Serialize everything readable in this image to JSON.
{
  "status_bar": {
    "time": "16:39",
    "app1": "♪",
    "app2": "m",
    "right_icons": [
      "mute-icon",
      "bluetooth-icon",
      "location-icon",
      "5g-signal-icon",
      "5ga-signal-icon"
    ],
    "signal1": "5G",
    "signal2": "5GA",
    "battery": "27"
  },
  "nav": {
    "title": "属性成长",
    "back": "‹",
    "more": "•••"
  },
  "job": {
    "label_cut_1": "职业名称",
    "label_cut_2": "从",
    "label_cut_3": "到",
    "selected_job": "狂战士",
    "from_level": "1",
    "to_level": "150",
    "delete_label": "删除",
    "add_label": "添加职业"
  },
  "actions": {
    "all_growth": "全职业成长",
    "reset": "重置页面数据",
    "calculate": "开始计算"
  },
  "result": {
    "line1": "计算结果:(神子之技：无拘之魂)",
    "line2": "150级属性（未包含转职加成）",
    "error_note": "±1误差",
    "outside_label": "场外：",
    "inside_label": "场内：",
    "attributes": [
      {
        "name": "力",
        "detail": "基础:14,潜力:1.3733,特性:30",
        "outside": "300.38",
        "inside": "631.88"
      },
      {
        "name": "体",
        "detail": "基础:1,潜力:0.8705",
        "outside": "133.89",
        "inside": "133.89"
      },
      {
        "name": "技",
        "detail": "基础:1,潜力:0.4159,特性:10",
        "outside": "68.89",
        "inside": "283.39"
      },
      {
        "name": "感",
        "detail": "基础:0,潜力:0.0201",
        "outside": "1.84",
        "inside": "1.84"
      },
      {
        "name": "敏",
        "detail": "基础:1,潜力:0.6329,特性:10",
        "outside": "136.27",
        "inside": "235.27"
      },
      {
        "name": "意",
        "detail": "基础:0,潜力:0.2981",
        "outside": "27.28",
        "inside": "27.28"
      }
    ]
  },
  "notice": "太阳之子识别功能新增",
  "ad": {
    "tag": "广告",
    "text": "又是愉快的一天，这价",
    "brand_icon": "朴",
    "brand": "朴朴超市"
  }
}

++++++++++++++++++++

> [WHAT IS BEING ASKED]
Copy each line of the data above that holds "detail".

> [WRITTEN RESPONSE]
        "detail": "基础:14,潜力:1.3733,特性:30",
        "detail": "基础:1,潜力:0.8705",
        "detail": "基础:1,潜力:0.4159,特性:10",
        "detail": "基础:0,潜力:0.0201",
        "detail": "基础:1,潜力:0.6329,特性:10",
        "detail": "基础:0,潜力:0.2981",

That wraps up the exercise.